Task inputs:

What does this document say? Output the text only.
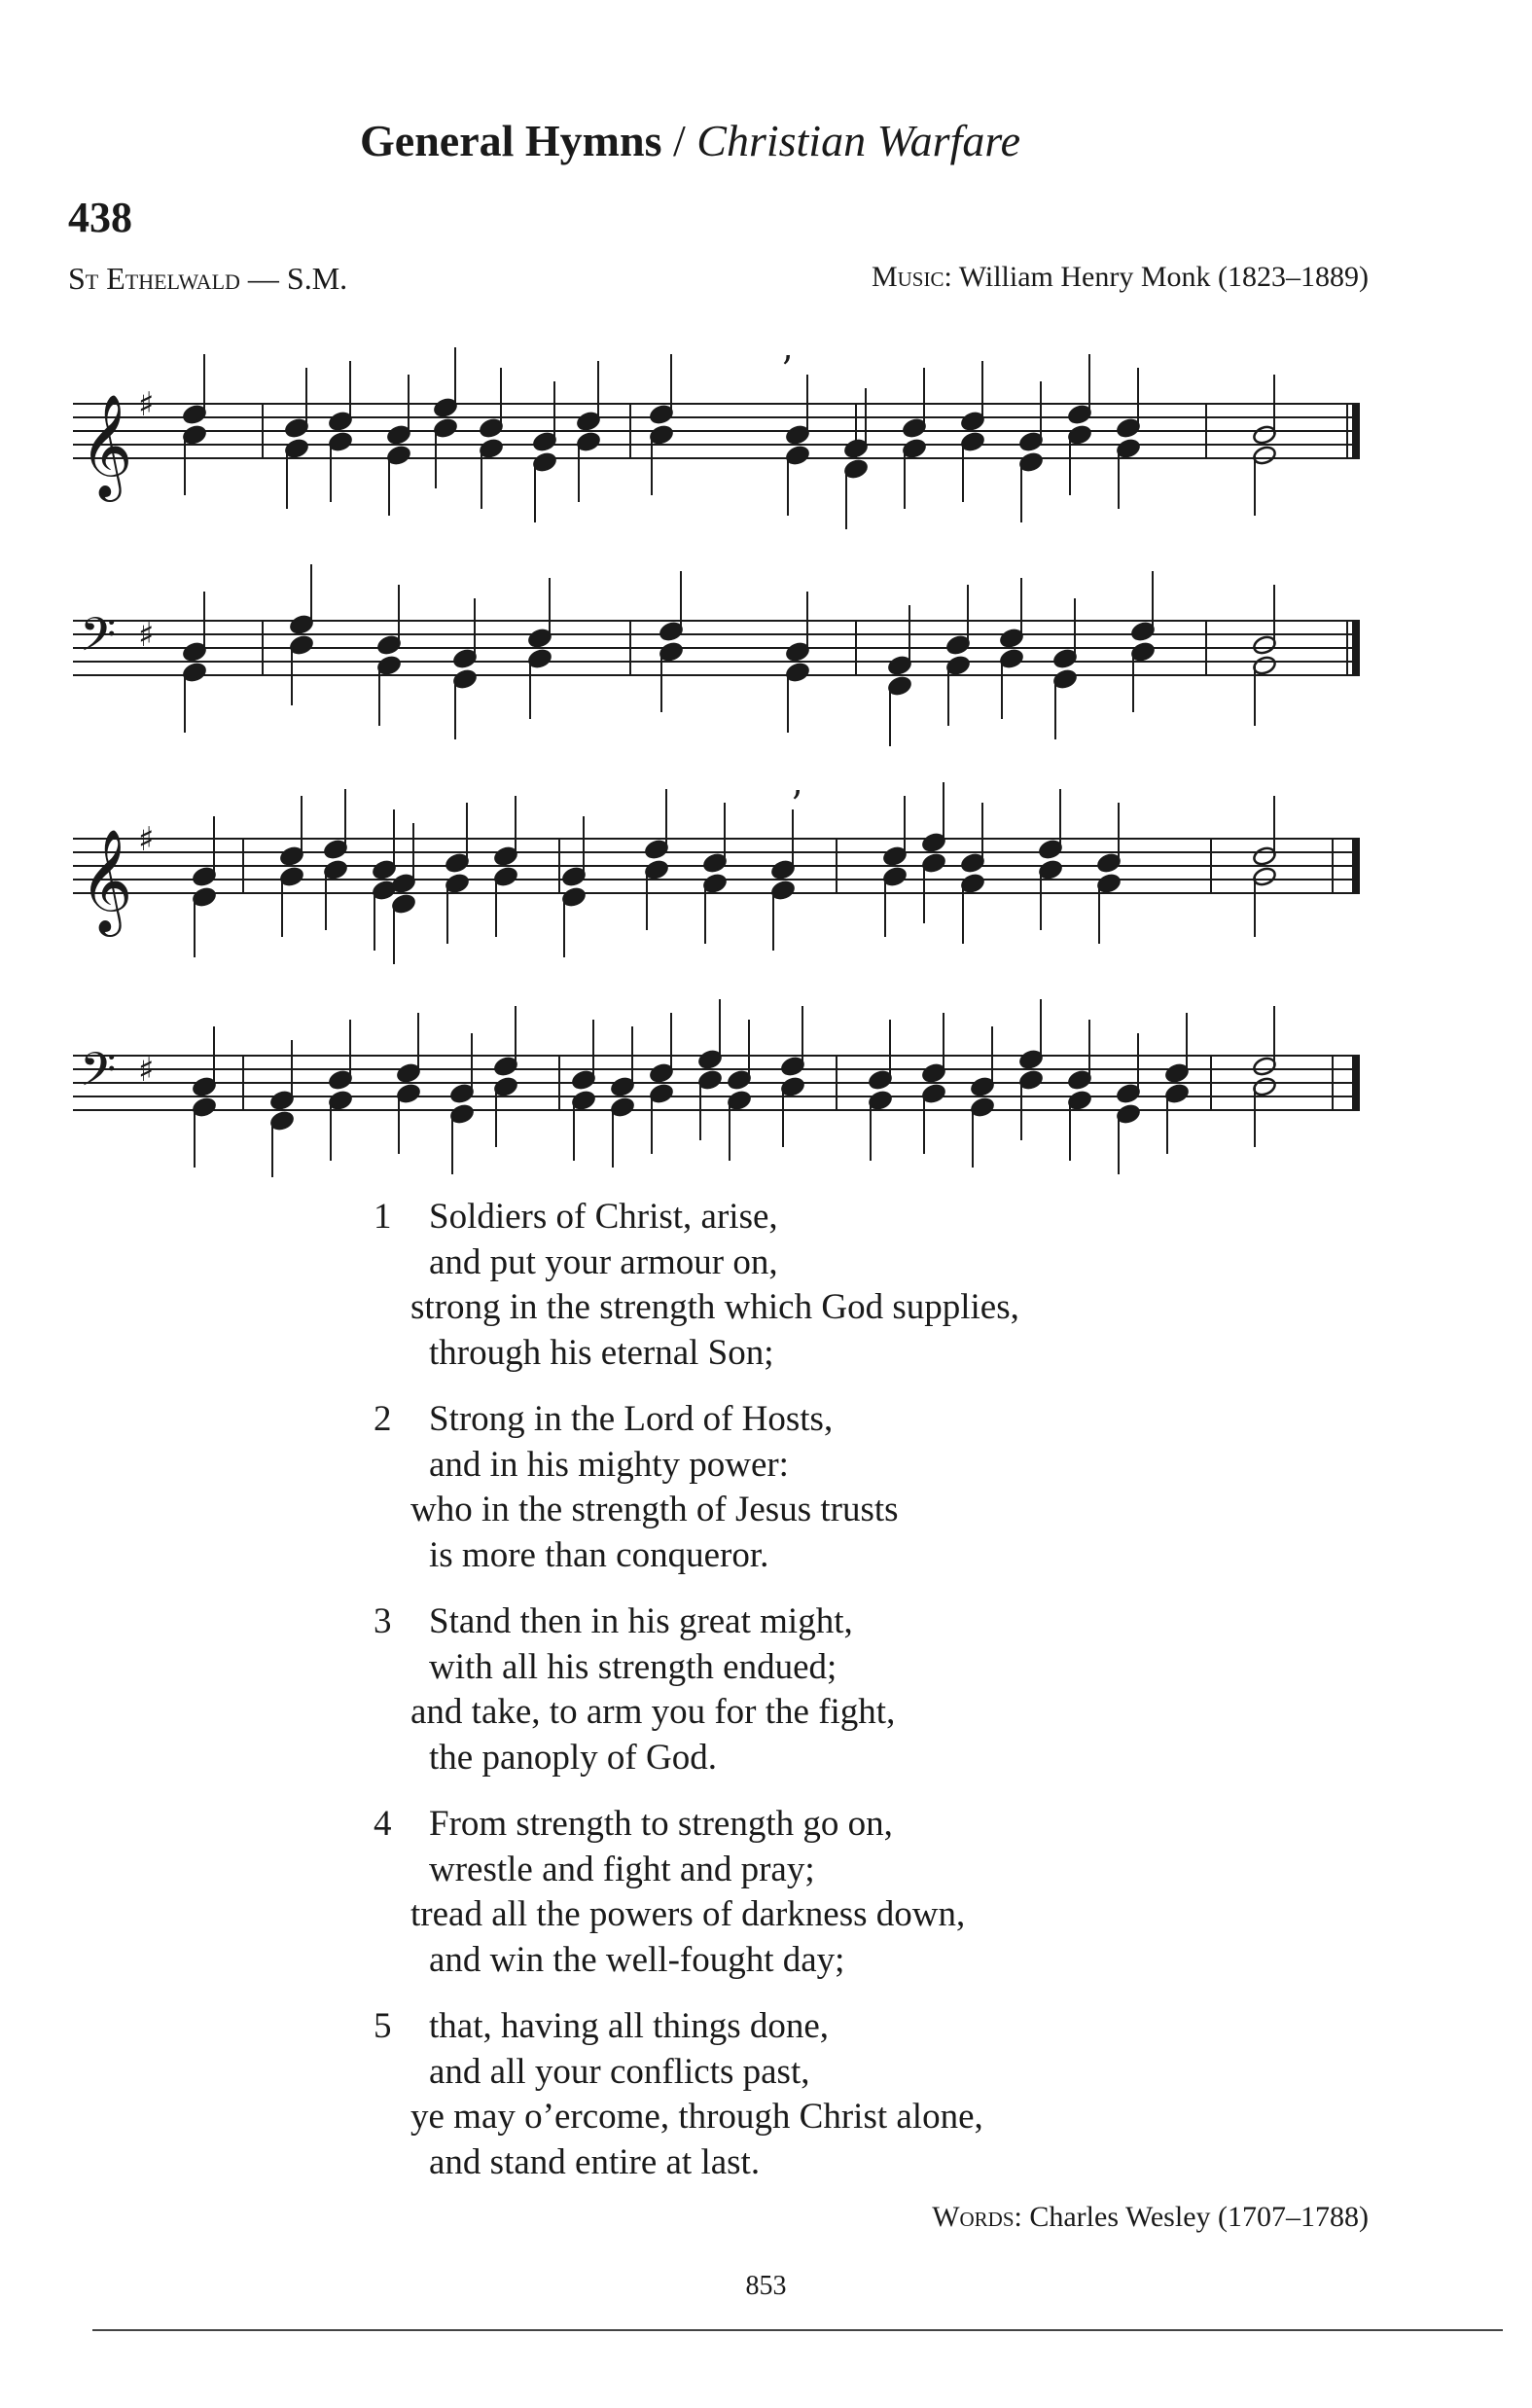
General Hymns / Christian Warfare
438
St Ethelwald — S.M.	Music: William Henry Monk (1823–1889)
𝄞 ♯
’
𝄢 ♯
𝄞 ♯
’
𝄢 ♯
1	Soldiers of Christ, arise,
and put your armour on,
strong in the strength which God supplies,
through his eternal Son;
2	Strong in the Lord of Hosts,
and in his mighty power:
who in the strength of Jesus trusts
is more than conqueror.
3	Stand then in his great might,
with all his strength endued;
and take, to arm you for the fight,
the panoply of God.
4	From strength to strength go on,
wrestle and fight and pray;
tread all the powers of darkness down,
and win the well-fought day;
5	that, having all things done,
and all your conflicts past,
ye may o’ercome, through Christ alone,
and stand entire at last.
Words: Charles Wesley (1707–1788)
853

The request: Where a line in the material contains "through", copy that line.

Solution to the exercise:
through his eternal Son;
ye may o’ercome, through Christ alone,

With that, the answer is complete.